* _Instructions for the task_: Can all of these lines be returned exactly?
--------
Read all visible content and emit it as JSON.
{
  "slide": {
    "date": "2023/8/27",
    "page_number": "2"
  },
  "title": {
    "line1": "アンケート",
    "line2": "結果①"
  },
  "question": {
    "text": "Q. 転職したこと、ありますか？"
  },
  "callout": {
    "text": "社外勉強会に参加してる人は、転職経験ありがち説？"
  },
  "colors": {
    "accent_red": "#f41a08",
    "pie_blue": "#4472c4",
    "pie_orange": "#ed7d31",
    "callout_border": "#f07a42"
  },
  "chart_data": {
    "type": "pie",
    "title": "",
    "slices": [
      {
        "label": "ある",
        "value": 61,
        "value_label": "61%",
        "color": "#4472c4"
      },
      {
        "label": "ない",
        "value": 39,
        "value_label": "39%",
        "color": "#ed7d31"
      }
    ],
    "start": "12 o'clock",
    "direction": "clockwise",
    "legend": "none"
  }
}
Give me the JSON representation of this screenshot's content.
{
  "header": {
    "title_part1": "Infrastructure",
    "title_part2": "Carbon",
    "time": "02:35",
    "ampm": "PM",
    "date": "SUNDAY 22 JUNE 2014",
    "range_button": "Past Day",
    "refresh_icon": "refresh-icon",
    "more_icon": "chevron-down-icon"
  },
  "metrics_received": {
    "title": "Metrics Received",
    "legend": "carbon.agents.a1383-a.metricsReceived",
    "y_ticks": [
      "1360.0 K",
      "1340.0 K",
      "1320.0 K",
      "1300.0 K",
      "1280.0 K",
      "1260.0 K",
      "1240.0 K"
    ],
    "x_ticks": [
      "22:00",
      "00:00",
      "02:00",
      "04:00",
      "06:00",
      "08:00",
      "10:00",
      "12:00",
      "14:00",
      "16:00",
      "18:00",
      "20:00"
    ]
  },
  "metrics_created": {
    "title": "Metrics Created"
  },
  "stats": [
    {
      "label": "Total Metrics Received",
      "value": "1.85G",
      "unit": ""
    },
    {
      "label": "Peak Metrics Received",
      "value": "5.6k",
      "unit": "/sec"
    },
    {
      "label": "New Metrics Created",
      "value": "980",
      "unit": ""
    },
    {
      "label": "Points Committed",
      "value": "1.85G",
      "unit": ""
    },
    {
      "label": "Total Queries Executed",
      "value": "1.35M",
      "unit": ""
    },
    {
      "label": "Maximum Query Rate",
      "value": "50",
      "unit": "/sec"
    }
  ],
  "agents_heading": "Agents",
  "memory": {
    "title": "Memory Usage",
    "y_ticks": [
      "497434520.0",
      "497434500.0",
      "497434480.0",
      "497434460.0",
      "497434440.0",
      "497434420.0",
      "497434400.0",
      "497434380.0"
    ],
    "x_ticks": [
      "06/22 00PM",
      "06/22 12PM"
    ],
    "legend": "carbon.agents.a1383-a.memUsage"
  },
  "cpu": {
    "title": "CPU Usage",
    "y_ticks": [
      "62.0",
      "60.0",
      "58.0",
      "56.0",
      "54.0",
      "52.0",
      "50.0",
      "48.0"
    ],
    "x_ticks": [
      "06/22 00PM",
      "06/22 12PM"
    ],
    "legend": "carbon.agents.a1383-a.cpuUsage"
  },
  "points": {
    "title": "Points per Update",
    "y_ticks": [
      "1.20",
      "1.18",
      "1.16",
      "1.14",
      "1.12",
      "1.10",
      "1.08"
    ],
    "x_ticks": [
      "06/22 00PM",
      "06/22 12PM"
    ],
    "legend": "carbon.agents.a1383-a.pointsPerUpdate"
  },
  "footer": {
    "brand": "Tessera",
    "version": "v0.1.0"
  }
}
--------
* _Reply_:
Read all visible content and emit it as JSON.
{
  "slide": {
    "date": "2023/8/27",
    "page_number": "2"
  },
  "title": {
    "line1": "アンケート",
    "line2": "結果①"
  },
  "question": {
    "text": "Q. 転職したこと、ありますか？"
  },
  "callout": {
    "text": "社外勉強会に参加してる人は、転職経験ありがち説？"
  },
  "colors": {
    "accent_red": "#f41a08",
    "pie_blue": "#4472c4",
    "pie_orange": "#ed7d31",
    "callout_border": "#f07a42"
  },
  "chart_data": {
    "type": "pie",
    "title": "",
    "slices": [
      {
        "label": "ある",
        "value": 61,
        "value_label": "61%",
        "color": "#4472c4"
      },
      {
        "label": "ない",
        "value": 39,
        "value_label": "39%",
        "color": "#ed7d31"
      }
    ],
    "start": "12 o'clock",
    "direction": "clockwise",
    "legend": "none"
  }
}
Give me the JSON representation of this screenshot's content.
{
  "header": {
    "title_part1": "Infrastructure",
    "title_part2": "Carbon",
    "time": "02:35",
    "ampm": "PM",
    "date": "SUNDAY 22 JUNE 2014",
    "range_button": "Past Day",
    "refresh_icon": "refresh-icon",
    "more_icon": "chevron-down-icon"
  },
  "metrics_received": {
    "title": "Metrics Received",
    "legend": "carbon.agents.a1383-a.metricsReceived",
    "y_ticks": [
      "1360.0 K",
      "1340.0 K",
      "1320.0 K",
      "1300.0 K",
      "1280.0 K",
      "1260.0 K",
      "1240.0 K"
    ],
    "x_ticks": [
      "22:00",
      "00:00",
      "02:00",
      "04:00",
      "06:00",
      "08:00",
      "10:00",
      "12:00",
      "14:00",
      "16:00",
      "18:00",
      "20:00"
    ]
  },
  "metrics_created": {
    "title": "Metrics Created"
  },
  "stats": [
    {
      "label": "Total Metrics Received",
      "value": "1.85G",
      "unit": ""
    },
    {
      "label": "Peak Metrics Received",
      "value": "5.6k",
      "unit": "/sec"
    },
    {
      "label": "New Metrics Created",
      "value": "980",
      "unit": ""
    },
    {
      "label": "Points Committed",
      "value": "1.85G",
      "unit": ""
    },
    {
      "label": "Total Queries Executed",
      "value": "1.35M",
      "unit": ""
    },
    {
      "label": "Maximum Query Rate",
      "value": "50",
      "unit": "/sec"
    }
  ],
  "agents_heading": "Agents",
  "memory": {
    "title": "Memory Usage",
    "y_ticks": [
      "497434520.0",
      "497434500.0",
      "497434480.0",
      "497434460.0",
      "497434440.0",
      "497434420.0",
      "497434400.0",
      "497434380.0"
    ],
    "x_ticks": [
      "06/22 00PM",
      "06/22 12PM"
    ],
    "legend": "carbon.agents.a1383-a.memUsage"
  },
  "cpu": {
    "title": "CPU Usage",
    "y_ticks": [
      "62.0",
      "60.0",
      "58.0",
      "56.0",
      "54.0",
      "52.0",
      "50.0",
      "48.0"
    ],
    "x_ticks": [
      "06/22 00PM",
      "06/22 12PM"
    ],
    "legend": "carbon.agents.a1383-a.cpuUsage"
  },
  "points": {
    "title": "Points per Update",
    "y_ticks": [
      "1.20",
      "1.18",
      "1.16",
      "1.14",
      "1.12",
      "1.10",
      "1.08"
    ],
    "x_ticks": [
      "06/22 00PM",
      "06/22 12PM"
    ],
    "legend": "carbon.agents.a1383-a.pointsPerUpdate"
  },
  "footer": {
    "brand": "Tessera",
    "version": "v0.1.0"
  }
}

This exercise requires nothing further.